Problem: Pictures aside, write out every record exactly as it appears.

Data shown:
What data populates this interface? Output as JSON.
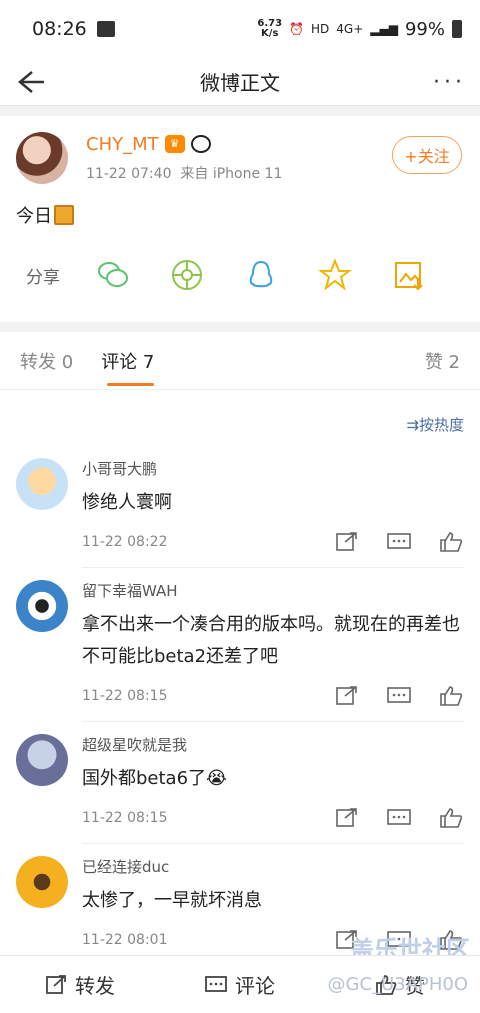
{
  "status": {
    "time": "08:26",
    "speed_top": "6.73",
    "speed_bottom": "K/s",
    "hd": "HD",
    "net": "4G+",
    "battery": "99%"
  },
  "nav": {
    "title": "微博正文",
    "more": "···"
  },
  "post": {
    "author": "CHY_MT",
    "time": "11-22 07:40",
    "source": "来自 iPhone 11",
    "follow_label": "+关注",
    "text": "今日"
  },
  "share": {
    "label": "分享",
    "icons": [
      "wechat-icon",
      "moments-icon",
      "qq-icon",
      "qzone-icon",
      "save-image-icon"
    ]
  },
  "tabs": {
    "repost": "转发 0",
    "comments": "评论 7",
    "likes": "赞 2"
  },
  "sort": {
    "label": "⇉按热度"
  },
  "comments": [
    {
      "name": "小哥哥大鹏",
      "text": "惨绝人寰啊",
      "time": "11-22 08:22"
    },
    {
      "name": "留下幸福WAH",
      "text": "拿不出来一个凑合用的版本吗。就现在的再差也不可能比beta2还差了吧",
      "time": "11-22 08:15"
    },
    {
      "name": "超级星吹就是我",
      "text": "国外都beta6了😭",
      "time": "11-22 08:15"
    },
    {
      "name": "已经连接duc",
      "text": "太惨了，一早就坏消息",
      "time": "11-22 08:01"
    }
  ],
  "bottom": {
    "repost": "转发",
    "comment": "评论",
    "like": "赞"
  },
  "watermark": {
    "line1": "盖乐世社区",
    "line2": "@GC_U3APH0O"
  },
  "colors": {
    "accent": "#f77b22",
    "link": "#4a6fa5"
  }
}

Response to this exercise:
What data populates this interface? Output as JSON.
{
  "status": {
    "time": "08:26",
    "speed_top": "6.73",
    "speed_bottom": "K/s",
    "hd": "HD",
    "net": "4G+",
    "battery": "99%"
  },
  "nav": {
    "title": "微博正文",
    "more": "···"
  },
  "post": {
    "author": "CHY_MT",
    "time": "11-22 07:40",
    "source": "来自 iPhone 11",
    "follow_label": "+关注",
    "text": "今日"
  },
  "share": {
    "label": "分享",
    "icons": [
      "wechat-icon",
      "moments-icon",
      "qq-icon",
      "qzone-icon",
      "save-image-icon"
    ]
  },
  "tabs": {
    "repost": "转发 0",
    "comments": "评论 7",
    "likes": "赞 2"
  },
  "sort": {
    "label": "⇉按热度"
  },
  "comments": [
    {
      "name": "小哥哥大鹏",
      "text": "惨绝人寰啊",
      "time": "11-22 08:22"
    },
    {
      "name": "留下幸福WAH",
      "text": "拿不出来一个凑合用的版本吗。就现在的再差也不可能比beta2还差了吧",
      "time": "11-22 08:15"
    },
    {
      "name": "超级星吹就是我",
      "text": "国外都beta6了😭",
      "time": "11-22 08:15"
    },
    {
      "name": "已经连接duc",
      "text": "太惨了，一早就坏消息",
      "time": "11-22 08:01"
    }
  ],
  "bottom": {
    "repost": "转发",
    "comment": "评论",
    "like": "赞"
  },
  "watermark": {
    "line1": "盖乐世社区",
    "line2": "@GC_U3APH0O"
  },
  "colors": {
    "accent": "#f77b22",
    "link": "#4a6fa5"
  }
}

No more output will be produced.